BEGIN Given data

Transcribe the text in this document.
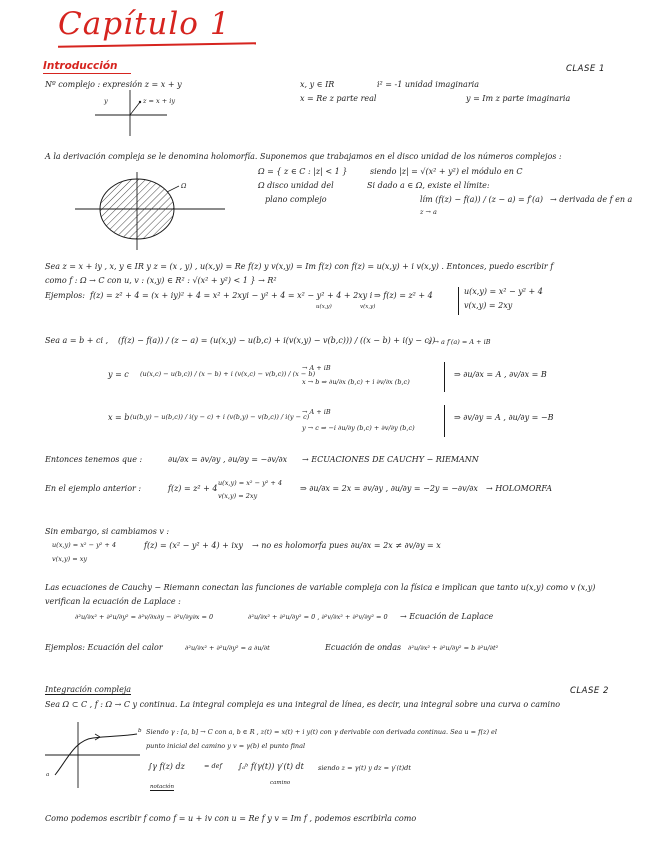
Capítulo 1
Introducción	CLASE 1
Nº complejo : expresión z = x + y	x, y ∈ IR	i² = -1 unidad imaginaria
x = Re z parte real	y = Im z parte imaginaria
y	z = x + iy
A la derivación compleja se le denomina holomorfía. Suponemos que trabajamos en el disco unidad de los números complejos :
Ω = { z ∈ C : |z| < 1 }	siendo |z| = √(x² + y²) el módulo en C
Ω disco unidad del
plano complejo
Si dado a ∈ Ω, existe el límite:
lím (f(z) − f(a)) / (z − a) = f′(a)
z → a
→ derivada de f en a
Ω
Sea z = x + iy , x, y ∈ IR y z = (x , y) , u(x,y) = Re f(z) y v(x,y) = Im f(z) con f(z) = u(x,y) + i v(x,y) . Entonces, puedo escribir f
como f : Ω → C con u, v : (x,y) ∈ R² : √(x² + y²) < 1 } → R²
Ejemplos: f(z) = z² + 4 = (x + iy)² + 4 = x² + 2xyi − y² + 4 = x² − y² + 4 + 2xy i
u(x,y)	v(x,y)
⇒ f(z) = z² + 4	u(x,y) = x² − y² + 4
v(x,y) = 2xy
Sea a = b + ci , (f(z) − f(a)) / (z − a) = (u(x,y) − u(b,c) + i(v(x,y) − v(b,c))) / ((x − b) + i(y − c))
z → a f′(a) = A + iB
y = c (u(x,c) − u(b,c)) / (x − b) + i (v(x,c) − v(b,c)) / (x − b)
→ A + iB
x → b ⇒ ∂u/∂x (b,c) + i ∂v/∂x (b,c)
⇒ ∂u/∂x = A , ∂v/∂x = B
x = b (u(b,y) − u(b,c)) / i(y − c) + i (v(b,y) − v(b,c)) / i(y − c)
→ A + iB
y → c ⇒ −i ∂u/∂y (b,c) + ∂v/∂y (b,c)
⇒ ∂v/∂y = A , ∂u/∂y = −B
Entonces tenemos que :	∂u/∂x = ∂v/∂y , ∂u/∂y = −∂v/∂x → ECUACIONES DE CAUCHY − RIEMANN
En el ejemplo anterior :	f(z) = z² + 4
u(x,y) = x² − y² + 4
v(x,y) = 2xy
⇒ ∂u/∂x = 2x = ∂v/∂y , ∂u/∂y = −2y = −∂v/∂x → HOLOMORFA
Sin embargo, si cambiamos v :
u(x,y) = x² − y² + 4
v(x,y) = xy
f(z) = (x² − y² + 4) + ixy → no es holomorfa pues ∂u/∂x = 2x ≠ ∂v/∂y = x
Las ecuaciones de Cauchy − Riemann conectan las funciones de variable compleja con la física e implican que tanto u(x,y) como v (x,y)
verifican la ecuación de Laplace :
∂²u/∂x² + ∂²u/∂y² = ∂²v/∂x∂y − ∂²v/∂y∂x = 0	∂²u/∂x² + ∂²u/∂y² = 0 , ∂²v/∂x² + ∂²v/∂y² = 0 → Ecuación de Laplace
Ejemplos: Ecuación del calor	∂²u/∂x² + ∂²u/∂y² = a ∂u/∂t	Ecuación de ondas ∂²u/∂x² + ∂²u/∂y² = b ∂²u/∂t²
Integración compleja	CLASE 2
Sea Ω ⊂ C , f : Ω → C y continua. La integral compleja es una integral de línea, es decir, una integral sobre una curva o camino
a
b Siendo γ : [a, b] → C con a, b ∈ R , z(t) = x(t) + i y(t) con γ derivable con derivada continua. Sea u = f(z) el
punto inicial del camino y v = γ(b) el punto final
∫γ f(z) dz
notación
= def ∫ₐᵇ f(γ(t)) γ′(t) dt
camino
siendo z = γ(t) y dz = γ′(t)dt
Como podemos escribir f como f = u + iv con u = Re f y v = Im f , podemos escribirla como
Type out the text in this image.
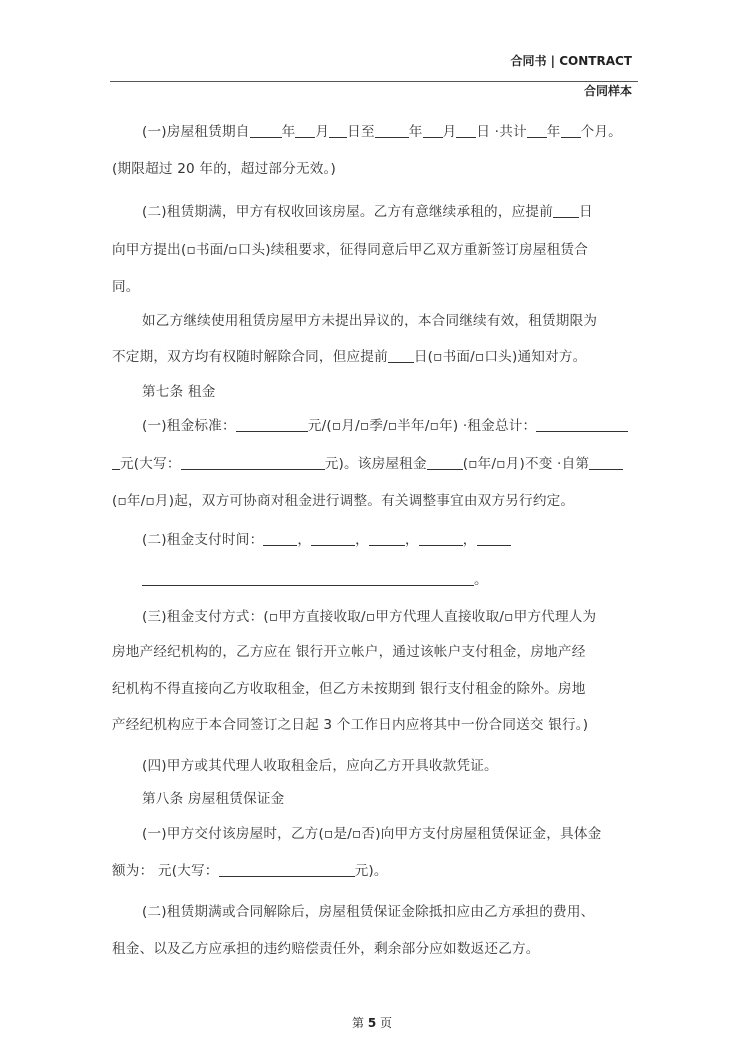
合同书 | CONTRACT
合同样本
(一)房屋租赁期自 年 月 日至	年 月 日 ·共计 年 个月。
(期限超过 20 年的，超过部分无效。)
(二)租赁期满，甲方有权收回该房屋。乙方有意继续承租的，应提前 日
向甲方提出(▫书面/▫口头)续租要求，征得同意后甲乙双方重新签订房屋租赁合
同。
如乙方继续使用租赁房屋甲方未提出异议的，本合同继续有效，租赁期限为
不定期，双方均有权随时解除合同，但应提前 日(▫书面/▫口头)通知对方。
第七条 租金
(一)租金标准：	元/(▫月/▫季/▫半年/▫年) ·租金总计：
元(大写：	元)。该房屋租金	(▫年/▫月)不变 ·自第
(▫年/▫月)起，双方可协商对租金进行调整。有关调整事宜由双方另行约定。
(二)租金支付时间：	，	，	，	，
。
(三)租金支付方式：(▫甲方直接收取/▫甲方代理人直接收取/▫甲方代理人为
房地产经纪机构的，乙方应在 银行开立帐户，通过该帐户支付租金，房地产经
纪机构不得直接向乙方收取租金，但乙方未按期到 银行支付租金的除外。房地
产经纪机构应于本合同签订之日起 3 个工作日内应将其中一份合同送交 银行。)
(四)甲方或其代理人收取租金后，应向乙方开具收款凭证。
第八条 房屋租赁保证金
(一)甲方交付该房屋时，乙方(▫是/▫否)向甲方支付房屋租赁保证金，具体金
额为： 元(大写：	元)。
(二)租赁期满或合同解除后，房屋租赁保证金除抵扣应由乙方承担的费用、
租金、以及乙方应承担的违约赔偿责任外，剩余部分应如数返还乙方。
第 5 页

END Given data

#### [Directions]
Without including any pictures, output all the entries above exactly.

#### [Output for this exercise]
Transcribe the text in this document.
Capítulo 1
Introducción	CLASE 1
Nº complejo : expresión z = x + y	x, y ∈ IR	i² = -1 unidad imaginaria
x = Re z parte real	y = Im z parte imaginaria
y	z = x + iy
A la derivación compleja se le denomina holomorfía. Suponemos que trabajamos en el disco unidad de los números complejos :
Ω = { z ∈ C : |z| < 1 }	siendo |z| = √(x² + y²) el módulo en C
Ω disco unidad del
plano complejo
Si dado a ∈ Ω, existe el límite:
lím (f(z) − f(a)) / (z − a) = f′(a)
z → a
→ derivada de f en a
Ω
Sea z = x + iy , x, y ∈ IR y z = (x , y) , u(x,y) = Re f(z) y v(x,y) = Im f(z) con f(z) = u(x,y) + i v(x,y) . Entonces, puedo escribir f
como f : Ω → C con u, v : (x,y) ∈ R² : √(x² + y²) < 1 } → R²
Ejemplos: f(z) = z² + 4 = (x + iy)² + 4 = x² + 2xyi − y² + 4 = x² − y² + 4 + 2xy i
u(x,y)	v(x,y)
⇒ f(z) = z² + 4	u(x,y) = x² − y² + 4
v(x,y) = 2xy
Sea a = b + ci , (f(z) − f(a)) / (z − a) = (u(x,y) − u(b,c) + i(v(x,y) − v(b,c))) / ((x − b) + i(y − c))
z → a f′(a) = A + iB
y = c (u(x,c) − u(b,c)) / (x − b) + i (v(x,c) − v(b,c)) / (x − b)
→ A + iB
x → b ⇒ ∂u/∂x (b,c) + i ∂v/∂x (b,c)
⇒ ∂u/∂x = A , ∂v/∂x = B
x = b (u(b,y) − u(b,c)) / i(y − c) + i (v(b,y) − v(b,c)) / i(y − c)
→ A + iB
y → c ⇒ −i ∂u/∂y (b,c) + ∂v/∂y (b,c)
⇒ ∂v/∂y = A , ∂u/∂y = −B
Entonces tenemos que :	∂u/∂x = ∂v/∂y , ∂u/∂y = −∂v/∂x → ECUACIONES DE CAUCHY − RIEMANN
En el ejemplo anterior :	f(z) = z² + 4
u(x,y) = x² − y² + 4
v(x,y) = 2xy
⇒ ∂u/∂x = 2x = ∂v/∂y , ∂u/∂y = −2y = −∂v/∂x → HOLOMORFA
Sin embargo, si cambiamos v :
u(x,y) = x² − y² + 4
v(x,y) = xy
f(z) = (x² − y² + 4) + ixy → no es holomorfa pues ∂u/∂x = 2x ≠ ∂v/∂y = x
Las ecuaciones de Cauchy − Riemann conectan las funciones de variable compleja con la física e implican que tanto u(x,y) como v (x,y)
verifican la ecuación de Laplace :
∂²u/∂x² + ∂²u/∂y² = ∂²v/∂x∂y − ∂²v/∂y∂x = 0	∂²u/∂x² + ∂²u/∂y² = 0 , ∂²v/∂x² + ∂²v/∂y² = 0 → Ecuación de Laplace
Ejemplos: Ecuación del calor	∂²u/∂x² + ∂²u/∂y² = a ∂u/∂t	Ecuación de ondas ∂²u/∂x² + ∂²u/∂y² = b ∂²u/∂t²
Integración compleja	CLASE 2
Sea Ω ⊂ C , f : Ω → C y continua. La integral compleja es una integral de línea, es decir, una integral sobre una curva o camino
a
b Siendo γ : [a, b] → C con a, b ∈ R , z(t) = x(t) + i y(t) con γ derivable con derivada continua. Sea u = f(z) el
punto inicial del camino y v = γ(b) el punto final
∫γ f(z) dz
notación
= def ∫ₐᵇ f(γ(t)) γ′(t) dt
camino
siendo z = γ(t) y dz = γ′(t)dt
Como podemos escribir f como f = u + iv con u = Re f y v = Im f , podemos escribirla como
Type out the text in this image.
合同书 | CONTRACT
合同样本
(一)房屋租赁期自 年 月 日至	年 月 日 ·共计 年 个月。
(期限超过 20 年的，超过部分无效。)
(二)租赁期满，甲方有权收回该房屋。乙方有意继续承租的，应提前 日
向甲方提出(▫书面/▫口头)续租要求，征得同意后甲乙双方重新签订房屋租赁合
同。
如乙方继续使用租赁房屋甲方未提出异议的，本合同继续有效，租赁期限为
不定期，双方均有权随时解除合同，但应提前 日(▫书面/▫口头)通知对方。
第七条 租金
(一)租金标准：	元/(▫月/▫季/▫半年/▫年) ·租金总计：
元(大写：	元)。该房屋租金	(▫年/▫月)不变 ·自第
(▫年/▫月)起，双方可协商对租金进行调整。有关调整事宜由双方另行约定。
(二)租金支付时间：	，	，	，	，
。
(三)租金支付方式：(▫甲方直接收取/▫甲方代理人直接收取/▫甲方代理人为
房地产经纪机构的，乙方应在 银行开立帐户，通过该帐户支付租金，房地产经
纪机构不得直接向乙方收取租金，但乙方未按期到 银行支付租金的除外。房地
产经纪机构应于本合同签订之日起 3 个工作日内应将其中一份合同送交 银行。)
(四)甲方或其代理人收取租金后，应向乙方开具收款凭证。
第八条 房屋租赁保证金
(一)甲方交付该房屋时，乙方(▫是/▫否)向甲方支付房屋租赁保证金，具体金
额为： 元(大写：	元)。
(二)租赁期满或合同解除后，房屋租赁保证金除抵扣应由乙方承担的费用、
租金、以及乙方应承担的违约赔偿责任外，剩余部分应如数返还乙方。
第 5 页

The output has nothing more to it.